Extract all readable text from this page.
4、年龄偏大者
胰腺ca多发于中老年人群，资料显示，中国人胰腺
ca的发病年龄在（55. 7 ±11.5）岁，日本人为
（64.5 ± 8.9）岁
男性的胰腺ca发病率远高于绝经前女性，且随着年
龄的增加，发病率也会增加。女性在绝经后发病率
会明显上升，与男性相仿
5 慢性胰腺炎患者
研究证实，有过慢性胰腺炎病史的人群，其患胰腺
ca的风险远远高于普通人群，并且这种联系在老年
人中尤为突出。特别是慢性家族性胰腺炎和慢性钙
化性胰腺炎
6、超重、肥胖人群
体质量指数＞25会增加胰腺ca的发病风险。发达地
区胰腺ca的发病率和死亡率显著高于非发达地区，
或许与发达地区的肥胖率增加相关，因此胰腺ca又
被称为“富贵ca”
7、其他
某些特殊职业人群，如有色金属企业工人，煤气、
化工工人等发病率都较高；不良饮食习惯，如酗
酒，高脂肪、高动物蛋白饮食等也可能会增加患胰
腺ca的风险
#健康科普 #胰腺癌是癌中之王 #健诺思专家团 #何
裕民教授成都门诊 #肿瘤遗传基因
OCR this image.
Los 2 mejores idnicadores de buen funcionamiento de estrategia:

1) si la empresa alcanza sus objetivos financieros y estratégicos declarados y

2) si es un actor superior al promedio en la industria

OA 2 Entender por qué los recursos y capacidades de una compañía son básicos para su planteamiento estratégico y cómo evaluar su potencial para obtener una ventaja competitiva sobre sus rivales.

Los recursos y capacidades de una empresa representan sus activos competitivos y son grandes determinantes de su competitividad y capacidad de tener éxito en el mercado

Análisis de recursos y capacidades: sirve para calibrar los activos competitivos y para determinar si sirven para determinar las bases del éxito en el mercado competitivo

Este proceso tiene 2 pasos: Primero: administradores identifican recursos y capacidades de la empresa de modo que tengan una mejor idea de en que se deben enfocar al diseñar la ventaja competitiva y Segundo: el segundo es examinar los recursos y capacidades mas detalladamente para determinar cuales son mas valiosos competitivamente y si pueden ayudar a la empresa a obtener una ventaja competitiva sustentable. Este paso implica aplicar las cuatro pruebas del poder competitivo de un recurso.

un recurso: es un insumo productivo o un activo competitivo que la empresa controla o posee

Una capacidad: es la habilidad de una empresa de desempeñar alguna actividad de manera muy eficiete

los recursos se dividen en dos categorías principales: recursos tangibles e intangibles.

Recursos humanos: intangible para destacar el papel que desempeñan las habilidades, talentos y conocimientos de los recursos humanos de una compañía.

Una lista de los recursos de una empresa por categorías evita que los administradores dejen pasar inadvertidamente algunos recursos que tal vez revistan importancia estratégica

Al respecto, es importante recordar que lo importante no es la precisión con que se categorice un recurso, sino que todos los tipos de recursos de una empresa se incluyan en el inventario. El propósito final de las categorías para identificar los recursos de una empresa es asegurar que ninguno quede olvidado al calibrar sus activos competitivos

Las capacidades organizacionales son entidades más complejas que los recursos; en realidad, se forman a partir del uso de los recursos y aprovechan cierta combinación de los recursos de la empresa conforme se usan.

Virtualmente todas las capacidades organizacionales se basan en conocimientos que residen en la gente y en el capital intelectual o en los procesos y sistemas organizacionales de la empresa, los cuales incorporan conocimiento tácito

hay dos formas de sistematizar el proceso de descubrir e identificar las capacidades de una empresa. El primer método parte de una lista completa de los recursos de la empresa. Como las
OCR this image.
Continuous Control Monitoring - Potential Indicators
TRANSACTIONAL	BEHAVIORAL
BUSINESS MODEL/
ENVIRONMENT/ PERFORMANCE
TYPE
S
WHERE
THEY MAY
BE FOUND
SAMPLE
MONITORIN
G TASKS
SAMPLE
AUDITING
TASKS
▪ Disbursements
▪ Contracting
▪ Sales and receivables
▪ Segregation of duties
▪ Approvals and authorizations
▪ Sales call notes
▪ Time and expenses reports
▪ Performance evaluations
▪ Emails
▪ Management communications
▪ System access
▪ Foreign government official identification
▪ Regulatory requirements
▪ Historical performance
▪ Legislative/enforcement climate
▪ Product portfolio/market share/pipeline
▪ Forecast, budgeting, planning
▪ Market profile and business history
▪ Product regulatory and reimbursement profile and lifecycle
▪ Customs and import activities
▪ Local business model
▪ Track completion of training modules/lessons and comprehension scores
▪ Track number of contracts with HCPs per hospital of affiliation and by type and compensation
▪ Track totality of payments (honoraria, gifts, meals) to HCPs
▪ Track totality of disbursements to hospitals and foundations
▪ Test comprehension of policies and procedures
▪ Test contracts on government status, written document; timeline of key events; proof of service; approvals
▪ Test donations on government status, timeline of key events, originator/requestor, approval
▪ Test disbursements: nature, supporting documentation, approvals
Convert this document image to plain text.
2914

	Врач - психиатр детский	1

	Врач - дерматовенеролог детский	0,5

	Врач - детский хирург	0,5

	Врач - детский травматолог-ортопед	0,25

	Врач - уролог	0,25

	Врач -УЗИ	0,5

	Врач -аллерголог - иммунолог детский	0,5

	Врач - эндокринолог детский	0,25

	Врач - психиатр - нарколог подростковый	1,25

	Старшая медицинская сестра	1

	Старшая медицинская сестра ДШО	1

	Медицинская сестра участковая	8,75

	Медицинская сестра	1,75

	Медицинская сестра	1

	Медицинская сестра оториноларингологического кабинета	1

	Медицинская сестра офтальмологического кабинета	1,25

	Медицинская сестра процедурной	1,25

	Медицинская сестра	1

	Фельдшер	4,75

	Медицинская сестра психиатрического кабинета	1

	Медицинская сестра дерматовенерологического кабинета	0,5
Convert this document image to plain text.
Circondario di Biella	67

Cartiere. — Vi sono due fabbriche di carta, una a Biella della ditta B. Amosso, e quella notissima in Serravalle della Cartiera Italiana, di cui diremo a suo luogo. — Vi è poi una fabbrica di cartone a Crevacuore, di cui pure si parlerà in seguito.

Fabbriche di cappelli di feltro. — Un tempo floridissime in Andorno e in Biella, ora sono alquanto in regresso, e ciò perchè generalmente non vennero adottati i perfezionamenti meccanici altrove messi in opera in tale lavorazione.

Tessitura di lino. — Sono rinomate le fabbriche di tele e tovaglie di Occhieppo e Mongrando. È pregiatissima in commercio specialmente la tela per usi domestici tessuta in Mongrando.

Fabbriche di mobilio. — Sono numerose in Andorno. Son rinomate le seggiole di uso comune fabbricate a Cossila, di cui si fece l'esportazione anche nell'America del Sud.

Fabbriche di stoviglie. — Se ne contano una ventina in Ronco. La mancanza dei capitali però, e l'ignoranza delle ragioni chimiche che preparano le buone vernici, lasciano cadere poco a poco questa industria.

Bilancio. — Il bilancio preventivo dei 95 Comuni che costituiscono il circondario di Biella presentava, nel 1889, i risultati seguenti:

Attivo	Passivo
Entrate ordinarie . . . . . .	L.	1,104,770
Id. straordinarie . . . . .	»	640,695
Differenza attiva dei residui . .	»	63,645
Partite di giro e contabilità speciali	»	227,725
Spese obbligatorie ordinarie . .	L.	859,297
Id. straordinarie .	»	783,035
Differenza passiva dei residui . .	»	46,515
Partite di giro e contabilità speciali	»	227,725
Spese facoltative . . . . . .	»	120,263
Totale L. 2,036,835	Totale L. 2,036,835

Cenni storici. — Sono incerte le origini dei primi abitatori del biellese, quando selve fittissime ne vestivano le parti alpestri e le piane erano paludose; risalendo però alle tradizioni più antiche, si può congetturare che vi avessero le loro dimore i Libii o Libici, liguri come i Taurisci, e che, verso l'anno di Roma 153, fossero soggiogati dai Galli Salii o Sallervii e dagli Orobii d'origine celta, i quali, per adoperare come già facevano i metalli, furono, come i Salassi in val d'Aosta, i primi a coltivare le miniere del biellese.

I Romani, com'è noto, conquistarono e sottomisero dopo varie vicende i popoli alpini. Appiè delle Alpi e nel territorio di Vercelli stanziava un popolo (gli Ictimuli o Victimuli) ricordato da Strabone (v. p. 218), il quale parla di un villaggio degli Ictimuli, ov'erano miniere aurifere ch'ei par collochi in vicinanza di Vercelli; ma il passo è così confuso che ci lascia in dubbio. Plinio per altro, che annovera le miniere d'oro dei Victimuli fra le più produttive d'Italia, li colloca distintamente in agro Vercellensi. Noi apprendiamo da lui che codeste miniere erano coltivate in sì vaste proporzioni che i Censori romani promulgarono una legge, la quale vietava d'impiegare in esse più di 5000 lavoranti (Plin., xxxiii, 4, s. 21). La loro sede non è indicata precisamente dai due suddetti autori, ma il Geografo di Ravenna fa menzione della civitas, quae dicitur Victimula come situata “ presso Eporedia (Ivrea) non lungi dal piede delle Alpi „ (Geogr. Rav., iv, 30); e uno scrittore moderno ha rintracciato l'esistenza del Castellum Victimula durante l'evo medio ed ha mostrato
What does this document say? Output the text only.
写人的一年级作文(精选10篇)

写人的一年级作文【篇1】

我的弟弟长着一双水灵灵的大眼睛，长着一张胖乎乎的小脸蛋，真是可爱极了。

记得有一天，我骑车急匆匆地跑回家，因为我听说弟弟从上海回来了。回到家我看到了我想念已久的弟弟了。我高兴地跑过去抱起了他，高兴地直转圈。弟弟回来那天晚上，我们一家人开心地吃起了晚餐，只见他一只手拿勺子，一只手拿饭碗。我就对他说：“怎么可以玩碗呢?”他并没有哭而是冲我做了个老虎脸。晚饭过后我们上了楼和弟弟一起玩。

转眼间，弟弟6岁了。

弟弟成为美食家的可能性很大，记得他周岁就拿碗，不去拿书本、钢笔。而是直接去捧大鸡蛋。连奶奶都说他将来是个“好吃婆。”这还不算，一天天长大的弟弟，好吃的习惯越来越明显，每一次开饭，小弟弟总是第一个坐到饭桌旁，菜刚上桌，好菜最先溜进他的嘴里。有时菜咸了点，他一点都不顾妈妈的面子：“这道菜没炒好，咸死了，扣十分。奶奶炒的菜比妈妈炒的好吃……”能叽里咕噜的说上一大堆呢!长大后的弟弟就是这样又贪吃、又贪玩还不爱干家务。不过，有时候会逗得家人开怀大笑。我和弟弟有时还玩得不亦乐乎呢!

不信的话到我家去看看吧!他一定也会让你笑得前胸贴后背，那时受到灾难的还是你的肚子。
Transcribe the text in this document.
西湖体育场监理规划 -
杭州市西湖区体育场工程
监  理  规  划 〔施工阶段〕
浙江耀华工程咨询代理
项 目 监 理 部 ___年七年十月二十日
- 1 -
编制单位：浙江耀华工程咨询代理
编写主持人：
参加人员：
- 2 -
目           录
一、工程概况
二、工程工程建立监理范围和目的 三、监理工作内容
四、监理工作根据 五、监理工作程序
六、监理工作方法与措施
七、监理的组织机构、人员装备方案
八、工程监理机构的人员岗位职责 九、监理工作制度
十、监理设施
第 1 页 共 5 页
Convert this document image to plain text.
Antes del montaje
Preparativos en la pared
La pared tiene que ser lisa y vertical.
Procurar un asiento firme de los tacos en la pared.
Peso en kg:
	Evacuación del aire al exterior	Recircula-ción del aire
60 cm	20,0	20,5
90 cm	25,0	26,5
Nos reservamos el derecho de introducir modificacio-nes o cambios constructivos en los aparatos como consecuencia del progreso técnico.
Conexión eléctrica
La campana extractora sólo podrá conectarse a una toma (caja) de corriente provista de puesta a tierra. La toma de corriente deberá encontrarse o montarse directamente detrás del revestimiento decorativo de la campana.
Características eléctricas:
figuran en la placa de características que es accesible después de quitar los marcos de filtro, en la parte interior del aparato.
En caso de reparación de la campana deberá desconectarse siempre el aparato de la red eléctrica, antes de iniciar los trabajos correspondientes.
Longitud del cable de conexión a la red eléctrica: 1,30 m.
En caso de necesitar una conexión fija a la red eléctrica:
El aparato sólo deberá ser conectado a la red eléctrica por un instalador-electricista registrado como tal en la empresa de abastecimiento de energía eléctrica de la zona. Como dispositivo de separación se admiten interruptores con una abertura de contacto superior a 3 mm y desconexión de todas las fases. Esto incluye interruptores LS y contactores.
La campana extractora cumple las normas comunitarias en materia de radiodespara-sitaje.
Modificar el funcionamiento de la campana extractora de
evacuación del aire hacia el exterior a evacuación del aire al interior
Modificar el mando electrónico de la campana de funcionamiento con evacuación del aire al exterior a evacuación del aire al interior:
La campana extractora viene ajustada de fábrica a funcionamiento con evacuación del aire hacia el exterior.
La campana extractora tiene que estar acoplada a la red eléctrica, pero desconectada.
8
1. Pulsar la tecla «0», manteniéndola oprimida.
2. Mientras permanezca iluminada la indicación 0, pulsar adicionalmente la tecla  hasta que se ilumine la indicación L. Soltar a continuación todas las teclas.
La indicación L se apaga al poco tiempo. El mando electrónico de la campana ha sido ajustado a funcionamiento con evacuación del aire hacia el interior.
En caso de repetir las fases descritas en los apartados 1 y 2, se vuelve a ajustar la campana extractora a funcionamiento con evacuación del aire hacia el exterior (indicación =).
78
---
§ **Exercise details**
Show every line of the records above that contains the word "industria".

§ **Exercise result**
2) si es un actor superior al promedio en la industria
Fabbriche di stoviglie. — Se ne contano una ventina in Ronco. La mancanza dei capitali però, e l'ignoranza delle ragioni chimiche che preparano le buone vernici, lasciano cadere poco a poco questa industria.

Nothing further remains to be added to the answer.